* START Input material *

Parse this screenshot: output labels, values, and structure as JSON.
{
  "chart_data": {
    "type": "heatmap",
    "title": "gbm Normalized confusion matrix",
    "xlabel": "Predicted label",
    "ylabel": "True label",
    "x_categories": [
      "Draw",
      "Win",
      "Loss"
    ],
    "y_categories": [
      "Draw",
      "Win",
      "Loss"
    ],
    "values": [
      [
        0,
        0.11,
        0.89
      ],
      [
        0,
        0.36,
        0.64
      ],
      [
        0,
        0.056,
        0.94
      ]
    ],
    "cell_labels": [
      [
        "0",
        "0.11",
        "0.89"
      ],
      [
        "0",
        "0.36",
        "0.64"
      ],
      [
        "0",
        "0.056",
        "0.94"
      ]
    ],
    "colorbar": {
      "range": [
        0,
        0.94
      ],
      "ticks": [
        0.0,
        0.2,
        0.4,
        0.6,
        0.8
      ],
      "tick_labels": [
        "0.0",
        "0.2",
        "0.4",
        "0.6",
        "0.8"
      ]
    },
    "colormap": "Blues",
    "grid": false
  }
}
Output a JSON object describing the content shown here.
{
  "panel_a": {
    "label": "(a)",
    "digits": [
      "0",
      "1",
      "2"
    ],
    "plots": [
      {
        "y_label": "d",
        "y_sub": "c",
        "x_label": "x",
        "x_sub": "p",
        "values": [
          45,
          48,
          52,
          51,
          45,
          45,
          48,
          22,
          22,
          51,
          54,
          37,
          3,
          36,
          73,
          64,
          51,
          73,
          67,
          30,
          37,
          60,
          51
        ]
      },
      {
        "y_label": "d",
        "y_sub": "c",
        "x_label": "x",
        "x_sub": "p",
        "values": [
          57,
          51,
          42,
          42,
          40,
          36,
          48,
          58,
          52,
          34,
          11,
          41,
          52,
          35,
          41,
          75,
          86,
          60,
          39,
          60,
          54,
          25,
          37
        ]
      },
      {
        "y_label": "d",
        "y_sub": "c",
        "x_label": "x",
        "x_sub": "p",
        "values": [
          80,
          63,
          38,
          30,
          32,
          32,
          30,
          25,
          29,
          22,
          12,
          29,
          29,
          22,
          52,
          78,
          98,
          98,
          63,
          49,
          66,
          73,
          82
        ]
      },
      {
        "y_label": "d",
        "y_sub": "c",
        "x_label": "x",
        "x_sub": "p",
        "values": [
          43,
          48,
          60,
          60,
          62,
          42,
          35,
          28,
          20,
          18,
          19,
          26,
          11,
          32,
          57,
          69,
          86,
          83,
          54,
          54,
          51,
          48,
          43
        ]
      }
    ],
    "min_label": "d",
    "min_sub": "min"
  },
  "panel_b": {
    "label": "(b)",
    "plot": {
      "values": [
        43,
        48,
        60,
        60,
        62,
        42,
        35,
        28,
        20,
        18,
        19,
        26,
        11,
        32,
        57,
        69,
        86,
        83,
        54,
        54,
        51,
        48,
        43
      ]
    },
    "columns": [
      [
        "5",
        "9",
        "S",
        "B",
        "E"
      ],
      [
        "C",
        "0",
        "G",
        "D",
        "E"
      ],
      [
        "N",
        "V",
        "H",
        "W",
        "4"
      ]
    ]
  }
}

* END Input material *

Print all of the entries again, exactly as written.

Parse this screenshot: output labels, values, and structure as JSON.
{
  "chart_data": {
    "type": "heatmap",
    "title": "gbm Normalized confusion matrix",
    "xlabel": "Predicted label",
    "ylabel": "True label",
    "x_categories": [
      "Draw",
      "Win",
      "Loss"
    ],
    "y_categories": [
      "Draw",
      "Win",
      "Loss"
    ],
    "values": [
      [
        0,
        0.11,
        0.89
      ],
      [
        0,
        0.36,
        0.64
      ],
      [
        0,
        0.056,
        0.94
      ]
    ],
    "cell_labels": [
      [
        "0",
        "0.11",
        "0.89"
      ],
      [
        "0",
        "0.36",
        "0.64"
      ],
      [
        "0",
        "0.056",
        "0.94"
      ]
    ],
    "colorbar": {
      "range": [
        0,
        0.94
      ],
      "ticks": [
        0.0,
        0.2,
        0.4,
        0.6,
        0.8
      ],
      "tick_labels": [
        "0.0",
        "0.2",
        "0.4",
        "0.6",
        "0.8"
      ]
    },
    "colormap": "Blues",
    "grid": false
  }
}
Output a JSON object describing the content shown here.
{
  "panel_a": {
    "label": "(a)",
    "digits": [
      "0",
      "1",
      "2"
    ],
    "plots": [
      {
        "y_label": "d",
        "y_sub": "c",
        "x_label": "x",
        "x_sub": "p",
        "values": [
          45,
          48,
          52,
          51,
          45,
          45,
          48,
          22,
          22,
          51,
          54,
          37,
          3,
          36,
          73,
          64,
          51,
          73,
          67,
          30,
          37,
          60,
          51
        ]
      },
      {
        "y_label": "d",
        "y_sub": "c",
        "x_label": "x",
        "x_sub": "p",
        "values": [
          57,
          51,
          42,
          42,
          40,
          36,
          48,
          58,
          52,
          34,
          11,
          41,
          52,
          35,
          41,
          75,
          86,
          60,
          39,
          60,
          54,
          25,
          37
        ]
      },
      {
        "y_label": "d",
        "y_sub": "c",
        "x_label": "x",
        "x_sub": "p",
        "values": [
          80,
          63,
          38,
          30,
          32,
          32,
          30,
          25,
          29,
          22,
          12,
          29,
          29,
          22,
          52,
          78,
          98,
          98,
          63,
          49,
          66,
          73,
          82
        ]
      },
      {
        "y_label": "d",
        "y_sub": "c",
        "x_label": "x",
        "x_sub": "p",
        "values": [
          43,
          48,
          60,
          60,
          62,
          42,
          35,
          28,
          20,
          18,
          19,
          26,
          11,
          32,
          57,
          69,
          86,
          83,
          54,
          54,
          51,
          48,
          43
        ]
      }
    ],
    "min_label": "d",
    "min_sub": "min"
  },
  "panel_b": {
    "label": "(b)",
    "plot": {
      "values": [
        43,
        48,
        60,
        60,
        62,
        42,
        35,
        28,
        20,
        18,
        19,
        26,
        11,
        32,
        57,
        69,
        86,
        83,
        54,
        54,
        51,
        48,
        43
      ]
    },
    "columns": [
      [
        "5",
        "9",
        "S",
        "B",
        "E"
      ],
      [
        "C",
        "0",
        "G",
        "D",
        "E"
      ],
      [
        "N",
        "V",
        "H",
        "W",
        "4"
      ]
    ]
  }
}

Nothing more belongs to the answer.